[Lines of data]
______

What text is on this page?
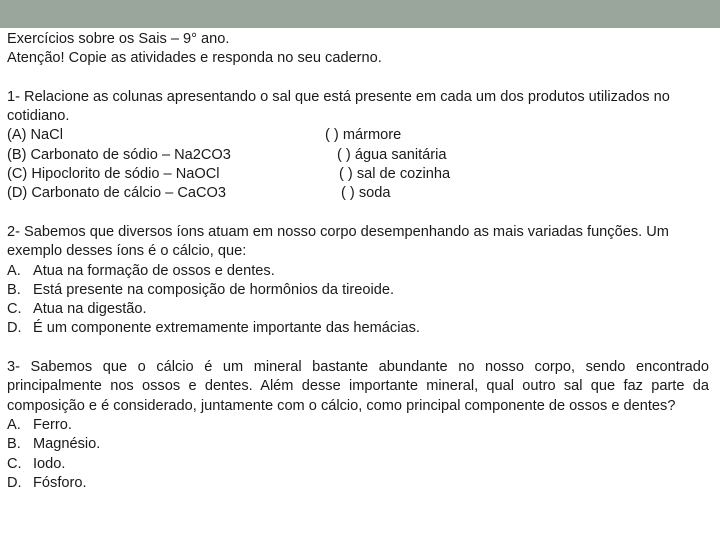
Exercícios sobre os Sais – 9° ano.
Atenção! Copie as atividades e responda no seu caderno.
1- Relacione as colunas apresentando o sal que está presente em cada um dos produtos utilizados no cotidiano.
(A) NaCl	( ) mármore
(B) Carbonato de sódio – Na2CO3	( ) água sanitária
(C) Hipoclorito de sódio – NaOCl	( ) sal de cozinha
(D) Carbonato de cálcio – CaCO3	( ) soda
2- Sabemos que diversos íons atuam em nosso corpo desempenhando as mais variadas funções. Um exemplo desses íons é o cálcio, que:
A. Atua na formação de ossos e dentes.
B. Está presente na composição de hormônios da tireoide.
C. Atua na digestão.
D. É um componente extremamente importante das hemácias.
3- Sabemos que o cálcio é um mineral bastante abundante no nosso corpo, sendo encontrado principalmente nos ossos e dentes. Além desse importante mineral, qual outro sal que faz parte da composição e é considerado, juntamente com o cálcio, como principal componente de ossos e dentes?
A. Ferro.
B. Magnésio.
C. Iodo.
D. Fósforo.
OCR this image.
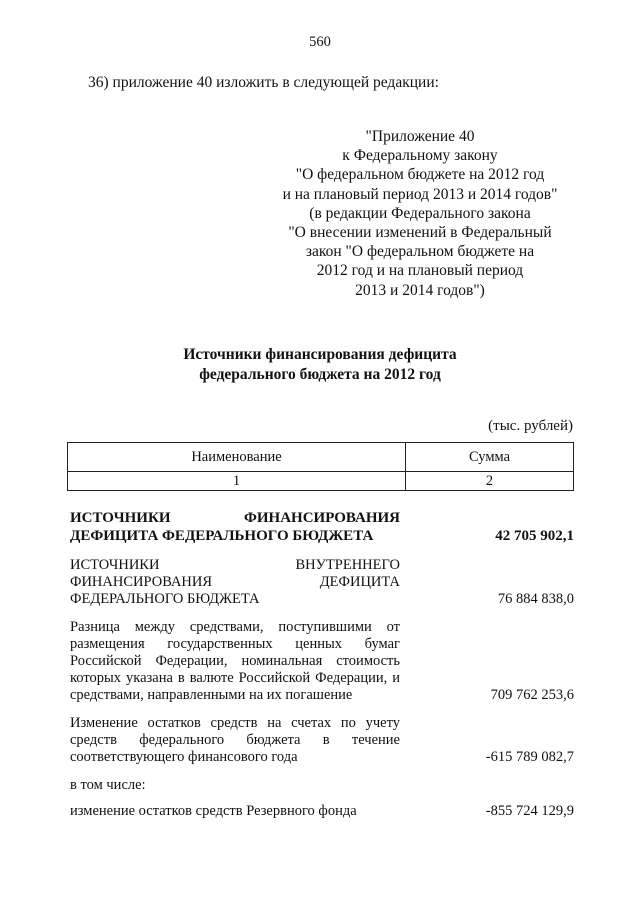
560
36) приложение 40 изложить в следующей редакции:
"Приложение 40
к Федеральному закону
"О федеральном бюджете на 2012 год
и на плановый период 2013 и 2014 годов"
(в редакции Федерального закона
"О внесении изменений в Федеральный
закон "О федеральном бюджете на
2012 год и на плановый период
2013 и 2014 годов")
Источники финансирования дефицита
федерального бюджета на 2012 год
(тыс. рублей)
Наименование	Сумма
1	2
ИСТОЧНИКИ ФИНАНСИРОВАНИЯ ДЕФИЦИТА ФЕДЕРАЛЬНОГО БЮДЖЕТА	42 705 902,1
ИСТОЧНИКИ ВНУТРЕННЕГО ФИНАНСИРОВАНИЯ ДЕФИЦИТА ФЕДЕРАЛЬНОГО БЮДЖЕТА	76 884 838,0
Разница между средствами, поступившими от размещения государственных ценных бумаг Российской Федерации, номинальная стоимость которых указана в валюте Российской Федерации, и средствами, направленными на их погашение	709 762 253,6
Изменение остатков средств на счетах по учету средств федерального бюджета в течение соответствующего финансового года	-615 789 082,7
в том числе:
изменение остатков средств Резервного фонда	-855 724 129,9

______

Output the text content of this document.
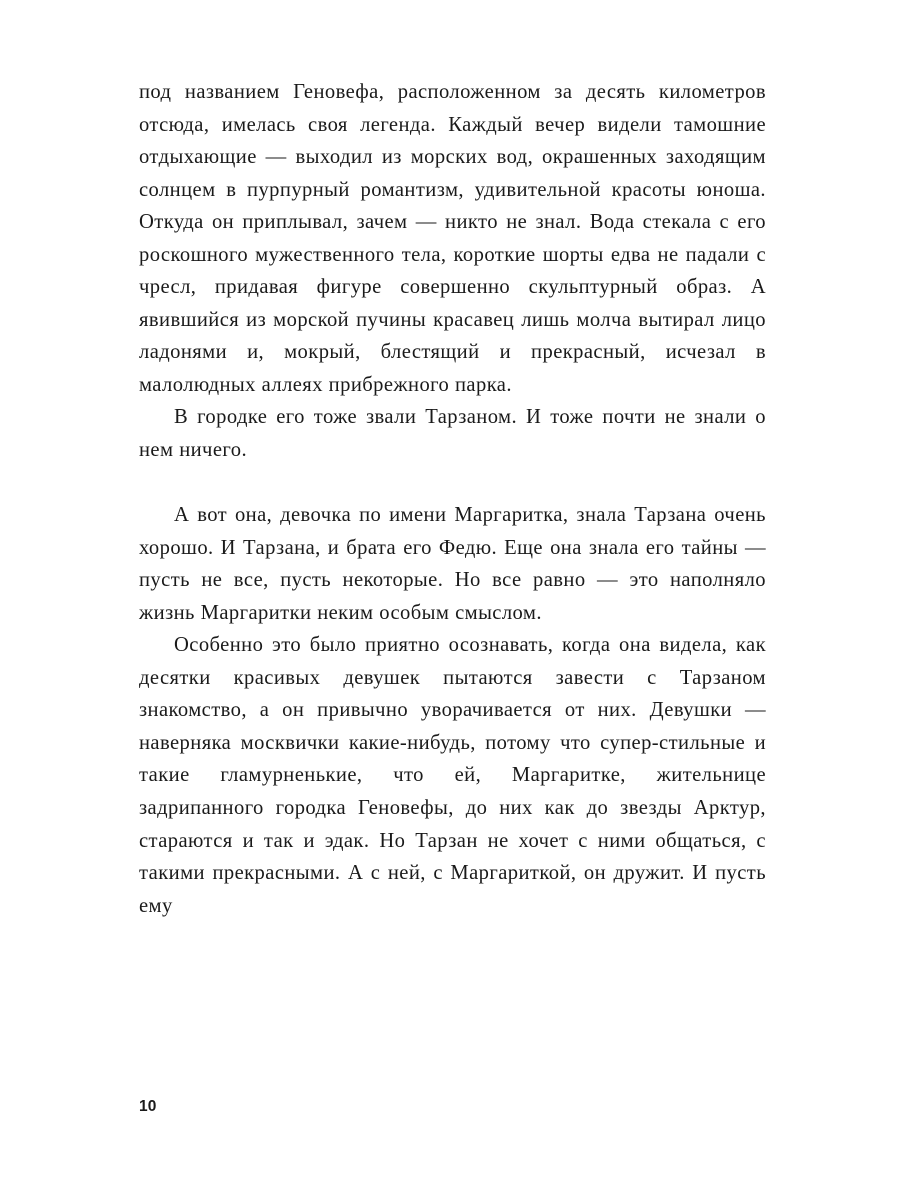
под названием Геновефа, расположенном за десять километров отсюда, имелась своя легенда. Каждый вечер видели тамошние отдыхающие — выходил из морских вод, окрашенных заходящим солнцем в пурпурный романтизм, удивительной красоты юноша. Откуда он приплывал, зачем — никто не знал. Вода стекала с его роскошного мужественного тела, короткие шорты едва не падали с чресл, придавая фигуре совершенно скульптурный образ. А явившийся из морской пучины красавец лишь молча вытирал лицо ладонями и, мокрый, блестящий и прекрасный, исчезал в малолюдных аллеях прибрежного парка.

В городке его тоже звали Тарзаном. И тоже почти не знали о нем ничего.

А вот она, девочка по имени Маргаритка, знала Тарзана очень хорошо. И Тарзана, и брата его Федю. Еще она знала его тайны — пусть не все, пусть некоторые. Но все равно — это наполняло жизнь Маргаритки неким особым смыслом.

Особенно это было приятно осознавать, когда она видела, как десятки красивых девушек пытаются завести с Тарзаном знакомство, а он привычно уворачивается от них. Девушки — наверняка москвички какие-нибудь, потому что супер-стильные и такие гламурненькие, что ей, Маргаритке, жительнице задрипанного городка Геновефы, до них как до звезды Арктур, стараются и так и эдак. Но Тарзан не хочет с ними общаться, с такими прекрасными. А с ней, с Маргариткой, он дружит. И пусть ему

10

______

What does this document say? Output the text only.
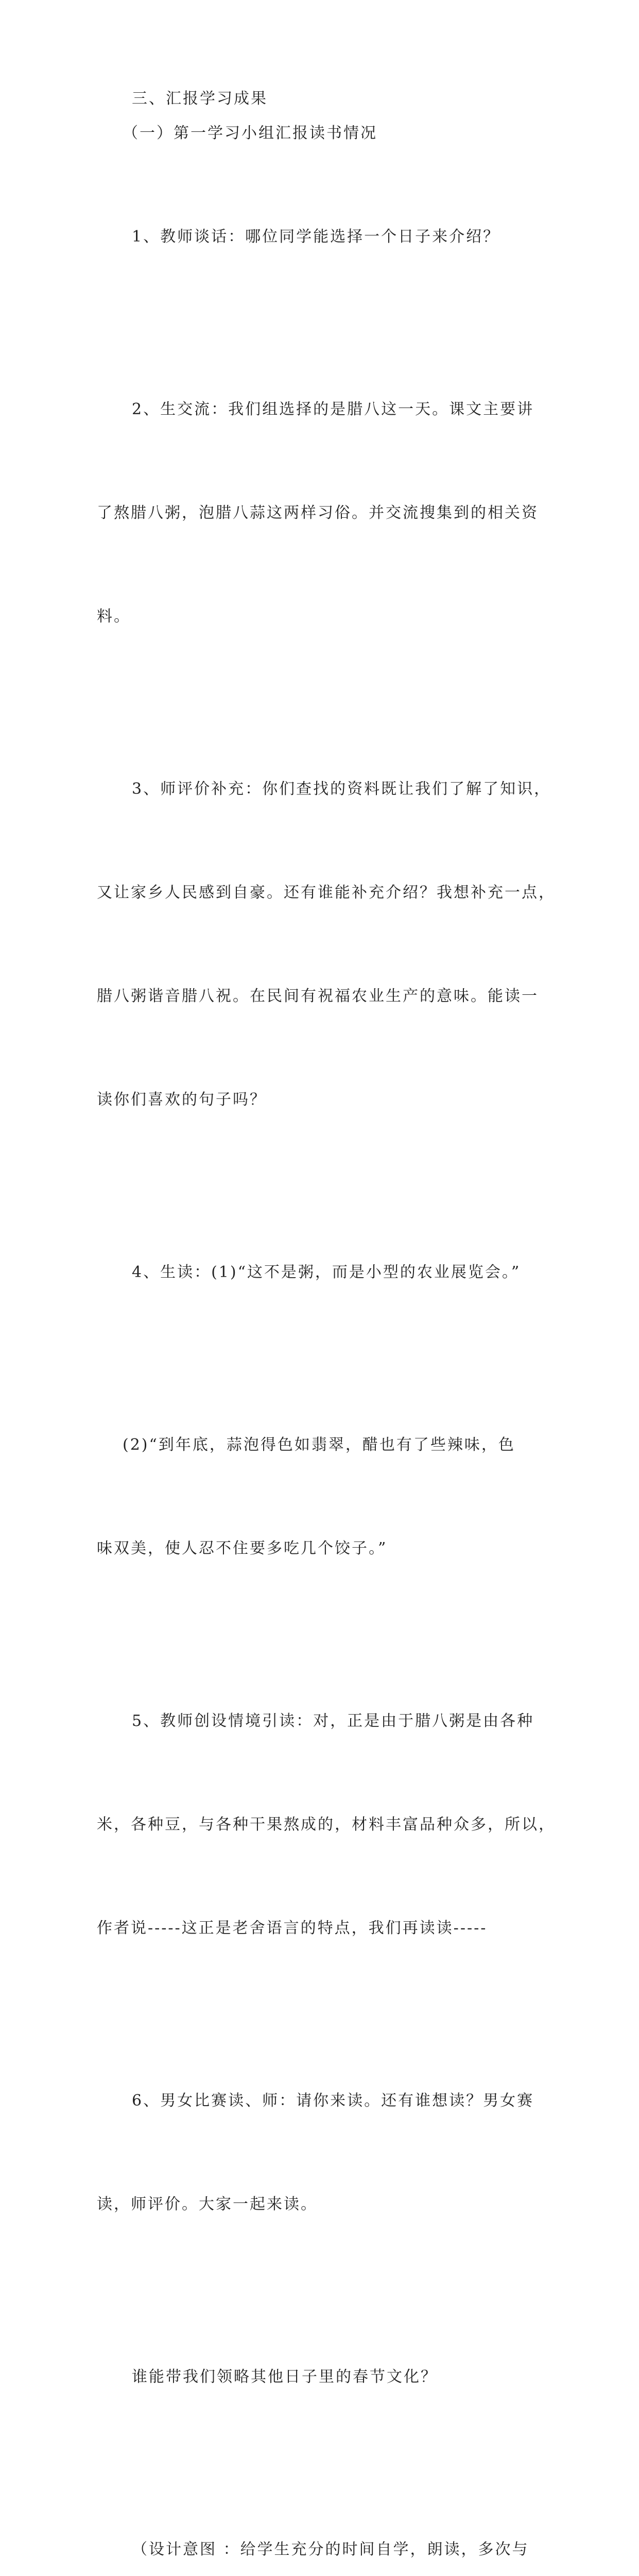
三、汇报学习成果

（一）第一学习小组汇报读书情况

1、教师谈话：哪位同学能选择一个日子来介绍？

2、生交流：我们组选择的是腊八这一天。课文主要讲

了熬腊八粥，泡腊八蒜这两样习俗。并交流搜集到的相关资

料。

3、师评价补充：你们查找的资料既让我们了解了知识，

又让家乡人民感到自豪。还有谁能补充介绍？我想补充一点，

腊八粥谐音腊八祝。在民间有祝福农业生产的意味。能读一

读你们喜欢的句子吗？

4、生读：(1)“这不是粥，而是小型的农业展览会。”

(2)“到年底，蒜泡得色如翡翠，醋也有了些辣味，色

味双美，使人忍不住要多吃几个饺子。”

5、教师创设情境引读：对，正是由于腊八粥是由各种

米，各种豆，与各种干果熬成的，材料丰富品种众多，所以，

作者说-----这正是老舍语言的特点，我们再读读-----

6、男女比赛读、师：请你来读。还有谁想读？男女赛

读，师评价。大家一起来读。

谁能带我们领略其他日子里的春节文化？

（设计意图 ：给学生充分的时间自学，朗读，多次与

______

Your answer should be a single number: how many lines of the material contain the word "Sabemos".

2